What the task requires: Gather every line from the entries below that contains the string "Powered", treating uppercase and lowercase letters as different.

(Lines of data)

┄┄┄┄┄┄┄┄┄┄┄┄┄┄┄┄┄┄┄┄

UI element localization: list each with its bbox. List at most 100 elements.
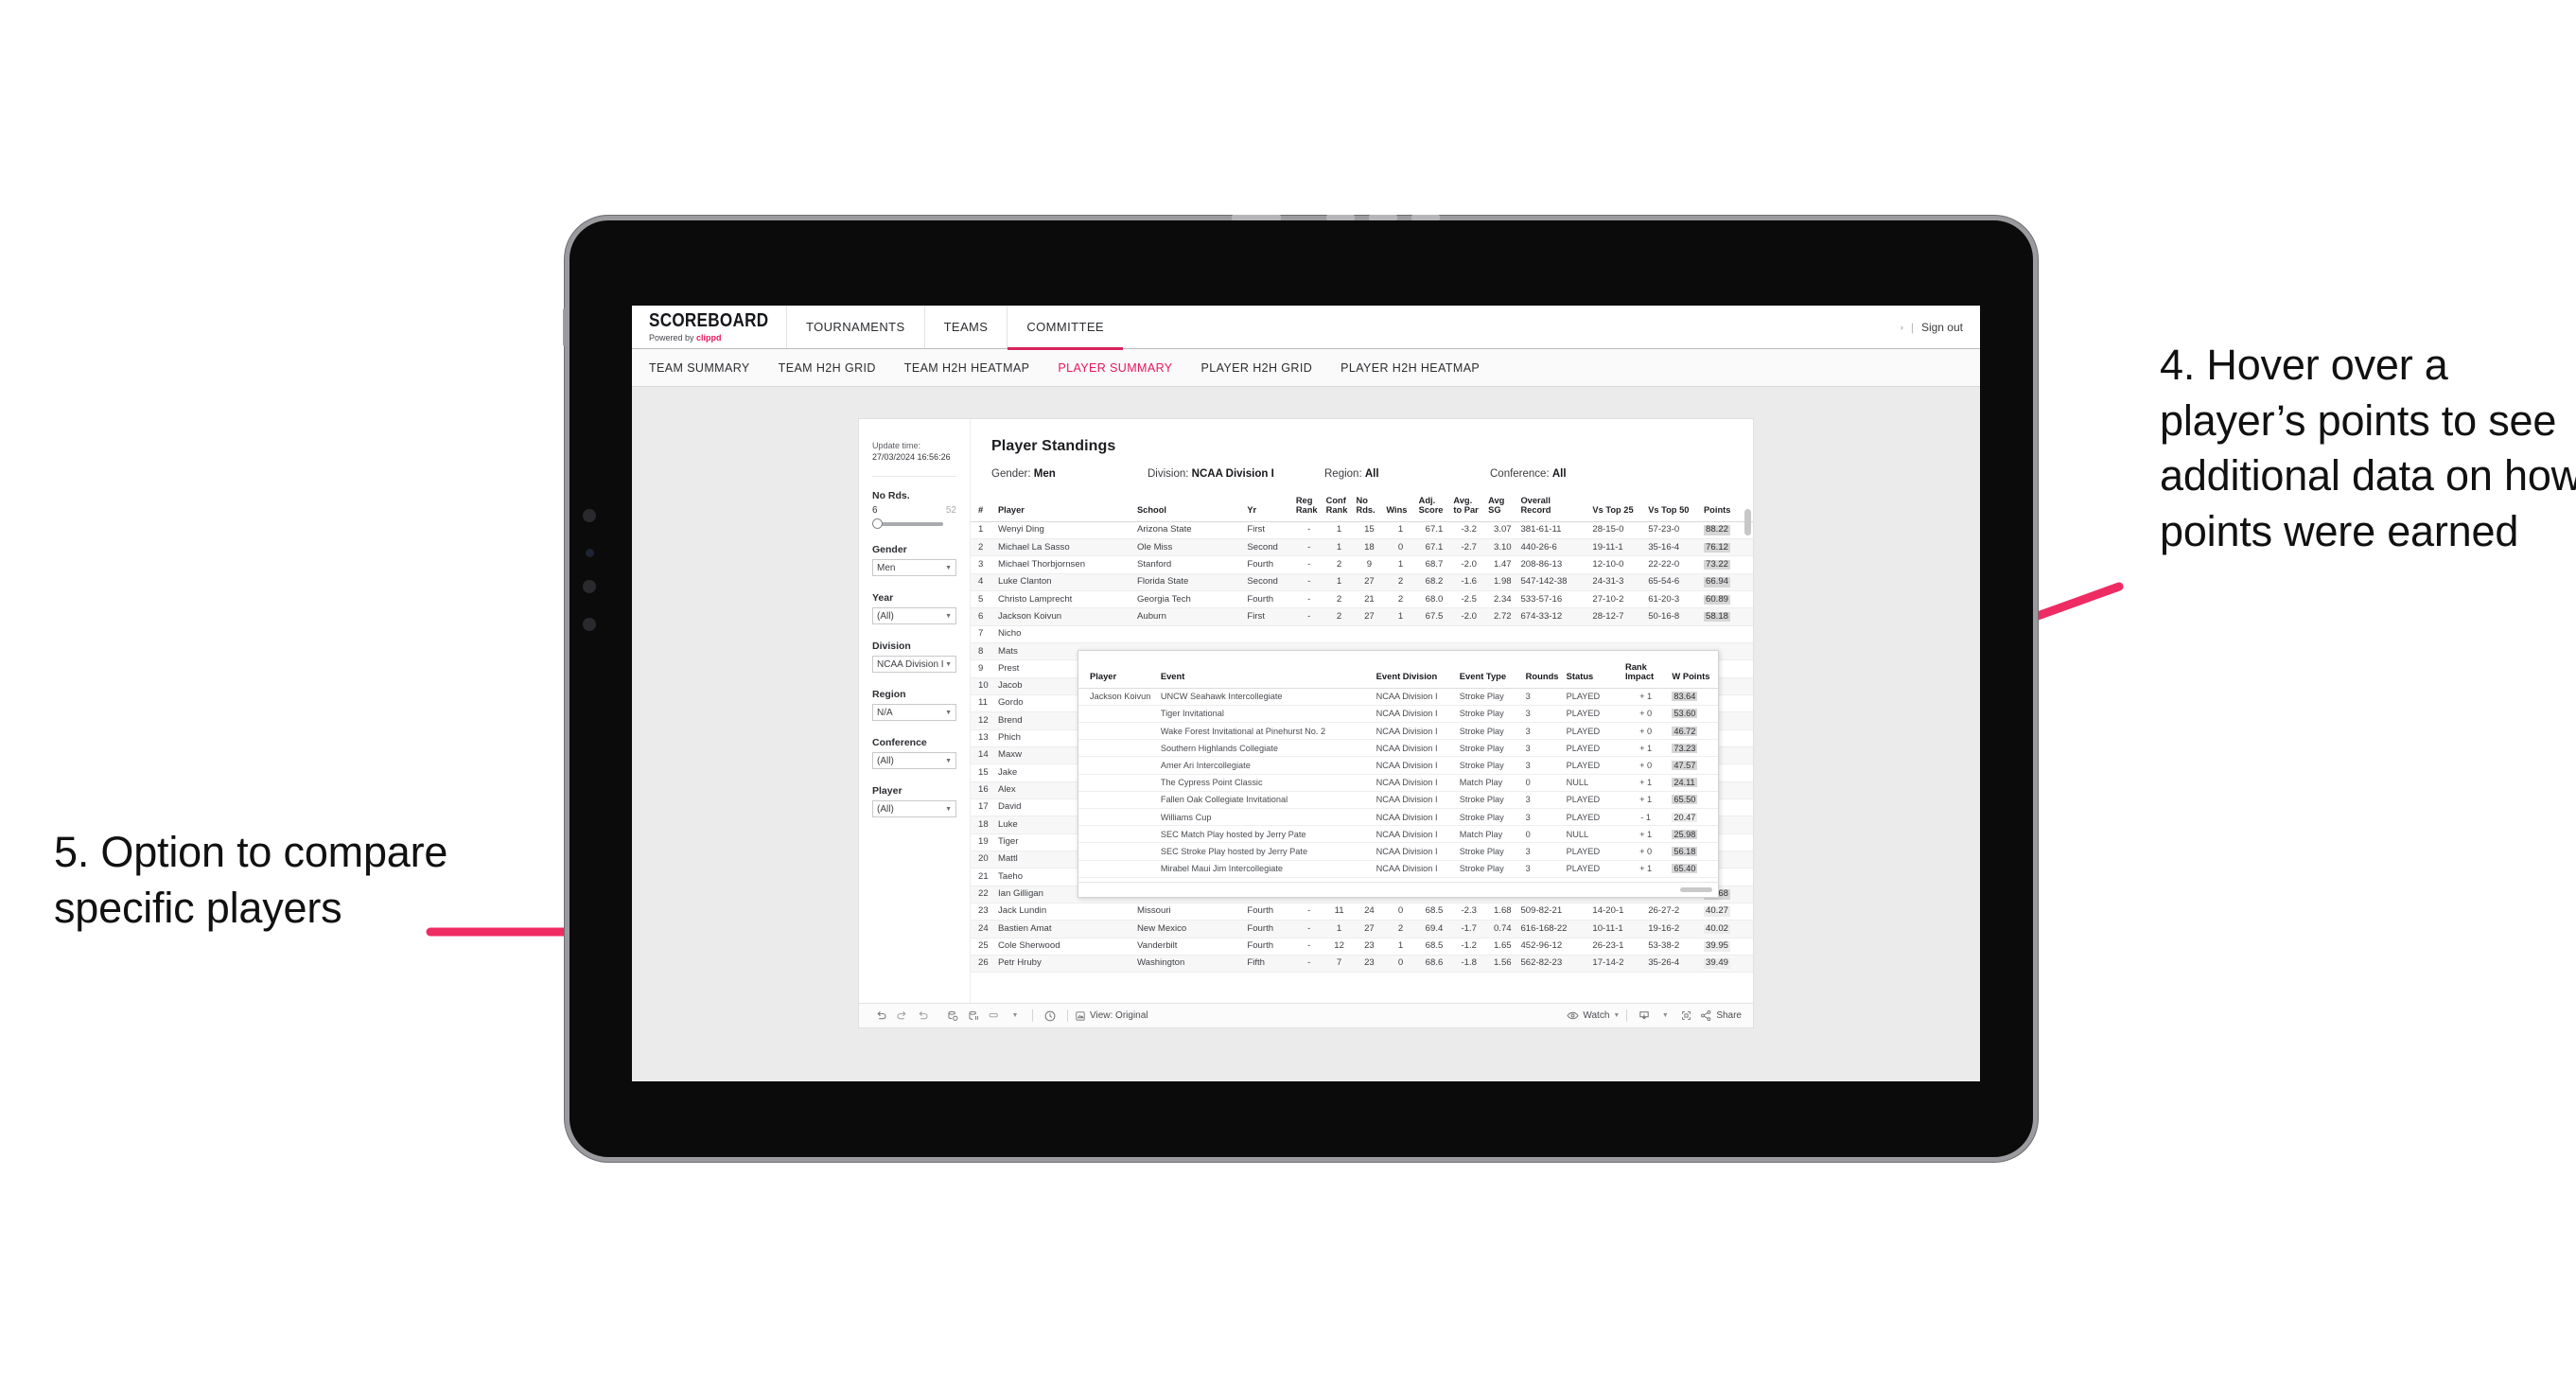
filter-conference-select[interactable]: (All) ▼ (872, 752, 956, 770)
tab-team-h2h-heatmap[interactable]: TEAM H2H HEATMAP (904, 361, 1030, 375)
tablet-device-frame: SCOREBOARD Powered by clippd TOURNAMENTS… (563, 215, 2038, 1162)
chevron-down-icon[interactable]: ▼ (945, 613, 952, 620)
filter-year-select[interactable]: (All) ▼ (872, 607, 956, 625)
cell-rec: 208-86-13 (1518, 555, 1591, 574)
cell-sg: 1.56 (1486, 955, 1519, 974)
tooltip-horizontal-scrollbar[interactable] (1680, 886, 1712, 892)
chevron-down-icon[interactable]: ▼ (945, 806, 952, 813)
chevron-right-icon[interactable]: › (1901, 323, 1903, 332)
sign-out-link[interactable]: Sign out (1921, 321, 1963, 334)
points-value[interactable]: 66.94 (1703, 577, 1730, 588)
col-overall-record[interactable]: Overall Record (1518, 493, 1591, 522)
cell-pts[interactable]: 39.95 (1701, 938, 1753, 956)
cell-pts[interactable]: 40.02 (1701, 920, 1753, 939)
points-value[interactable]: 60.89 (1703, 594, 1730, 605)
filter-region-select[interactable]: N/A ▼ (872, 704, 956, 722)
table-row[interactable]: 25 Cole Sherwood Vanderbilt Fourth -12 23 1 68.… (971, 938, 1753, 956)
chevron-down-icon[interactable]: ▼ (945, 661, 952, 668)
nav-item-tournaments[interactable]: TOURNAMENTS (786, 306, 924, 348)
points-value[interactable]: 40.27 (1703, 906, 1730, 917)
table-row[interactable]: 5 Christo Lamprecht Georgia Tech Fourth -2 21… (971, 590, 1753, 609)
redo-icon[interactable] (891, 1008, 912, 1025)
col-conf-rank[interactable]: Conf Rank (1323, 493, 1355, 522)
col-no-rounds[interactable]: No Rds. (1354, 493, 1385, 522)
slider-handle[interactable] (872, 518, 883, 530)
col-player[interactable]: Player (995, 493, 1135, 522)
tab-team-h2h-grid[interactable]: TEAM H2H GRID (779, 361, 876, 375)
filter-player-select[interactable]: (All) ▼ (872, 800, 956, 818)
chevron-down-icon[interactable]: ▼ (945, 758, 952, 764)
tooltip-table-body: Jackson Koivun UNCW Seahawk Intercollegia… (1078, 688, 1718, 878)
tt-cell-event: Wake Forest Invitational at Pinehurst No… (1157, 722, 1374, 741)
table-row[interactable]: 2 Michael La Sasso Ole Miss Second -1 18 0 67.1… (971, 538, 1753, 557)
cell-pts[interactable]: 39.49 (1701, 955, 1753, 974)
nav-item-teams[interactable]: TEAMS (923, 306, 1008, 348)
tablet-top-button (1411, 215, 1440, 220)
filter-division-value: NCAA Division I (877, 658, 944, 670)
col-vs-top-25[interactable]: Vs Top 25 (1590, 493, 1647, 522)
points-value[interactable]: 39.49 (1703, 958, 1730, 969)
table-row[interactable]: 7 Nicho (971, 625, 1753, 644)
tab-player-h2h-grid[interactable]: PLAYER H2H GRID (1201, 361, 1313, 375)
no-rounds-slider[interactable] (872, 518, 956, 530)
table-row[interactable]: 23 Jack Lundin Missouri Fourth -11 24 0 68.5 -2.… (971, 903, 1753, 921)
chevron-down-icon[interactable]: ▼ (1655, 1008, 1675, 1025)
chevron-down-icon[interactable]: ▼ (945, 710, 952, 716)
col-adj-score[interactable]: Adj. Score (1416, 493, 1452, 522)
download-icon[interactable] (1634, 1008, 1655, 1025)
pause-icon[interactable] (984, 1008, 1005, 1025)
table-row[interactable]: 3 Michael Thorbjornsen Stanford Fourth -2 9 1 6… (971, 555, 1753, 574)
watch-button[interactable]: Watch ▼ (1567, 1009, 1620, 1022)
share-button[interactable]: Share (1700, 1009, 1742, 1022)
tab-player-summary[interactable]: PLAYER SUMMARY (1058, 361, 1172, 375)
table-row[interactable]: 4 Luke Clanton Florida State Second -1 27 2 68.… (971, 573, 1753, 592)
refresh-data-icon[interactable] (942, 1008, 963, 1025)
cell-pts[interactable]: 58.18 (1701, 607, 1753, 626)
cell-pts[interactable] (1701, 625, 1753, 644)
cell-rr: - (1293, 538, 1324, 557)
cell-pts[interactable]: 76.12 (1701, 538, 1753, 557)
cell-pts[interactable]: 73.22 (1701, 555, 1753, 574)
chevron-down-icon[interactable]: ▼ (1005, 1008, 1025, 1025)
table-row[interactable]: 1 Wenyi Ding Arizona State First -1 15 1 67.1 -3… (971, 521, 1753, 540)
col-avg-sg[interactable]: Avg SG (1486, 493, 1519, 522)
cell-rec: 547-142-38 (1518, 573, 1591, 592)
col-year[interactable]: Yr (1245, 493, 1294, 522)
filter-player-value: (All) (877, 803, 894, 815)
tab-player-h2h-heatmap[interactable]: PLAYER H2H HEATMAP (1341, 361, 1480, 375)
col-avg-to-par[interactable]: Avg. to Par (1451, 493, 1487, 522)
table-row[interactable]: 24 Bastien Amat New Mexico Fourth -1 27 2 69.4-… (971, 920, 1753, 939)
cell-pts[interactable]: 60.89 (1701, 590, 1753, 609)
filter-division-label: Division (872, 640, 911, 653)
cell-pts[interactable]: 40.27 (1701, 903, 1753, 921)
table-row[interactable]: 26 Petr Hruby Washington Fifth -7 23 0 68.6 -1.8… (971, 955, 1753, 974)
col-reg-rank[interactable]: Reg Rank (1293, 493, 1324, 522)
col-school[interactable]: School (1134, 493, 1246, 522)
col-vs-top-50[interactable]: Vs Top 50 (1646, 493, 1702, 522)
cell-rr: - (1293, 607, 1324, 626)
points-value[interactable]: 40.02 (1703, 923, 1730, 935)
points-value[interactable]: 88.22 (1703, 525, 1730, 535)
undo-icon[interactable] (870, 1008, 891, 1025)
col-rank[interactable]: # (971, 493, 996, 522)
points-value[interactable]: 58.18 (1703, 611, 1730, 623)
view-original-button[interactable]: View: Original (1075, 1010, 1148, 1022)
table-row[interactable]: 6 Jackson Koivun Auburn First -2 27 1 67.5 -2.0 2… (971, 607, 1753, 626)
alerts-icon[interactable] (1040, 1008, 1060, 1025)
vertical-scrollbar[interactable] (1744, 509, 1751, 535)
nav-item-committee[interactable]: COMMITTEE (1007, 306, 1123, 350)
cell-pts[interactable]: 66.94 (1701, 573, 1753, 592)
filter-division-select[interactable]: NCAA Division I ▼ (872, 656, 956, 674)
col-wins[interactable]: Wins (1384, 493, 1417, 522)
chevron-down-icon[interactable]: ▼ (1613, 1012, 1620, 1019)
tab-team-summary[interactable]: TEAM SUMMARY (649, 361, 750, 375)
points-value[interactable]: 73.22 (1703, 559, 1730, 570)
filter-gender-select[interactable]: Men ▼ (872, 559, 956, 577)
points-value[interactable]: 39.95 (1703, 941, 1730, 952)
points-value[interactable]: 76.12 (1703, 542, 1730, 553)
pause-auto-updates-icon[interactable] (963, 1008, 984, 1025)
revert-icon[interactable] (912, 1008, 933, 1025)
fullscreen-icon[interactable] (1675, 1008, 1696, 1025)
brand-logo[interactable]: SCOREBOARD Powered by clippd (632, 306, 786, 348)
chevron-down-icon[interactable]: ▼ (945, 565, 952, 571)
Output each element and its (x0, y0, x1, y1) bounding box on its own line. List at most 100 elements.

┄┄┄┄┄┄┄┄┄┄┄┄┄┄┄┄┄┄┄┄

Response below:
tablet-device-frame: SCOREBOARD Powered by clippd TOURNAMENTS… (563, 215, 2038, 1162)
brand-logo[interactable]: SCOREBOARD Powered by clippd (632, 306, 786, 348)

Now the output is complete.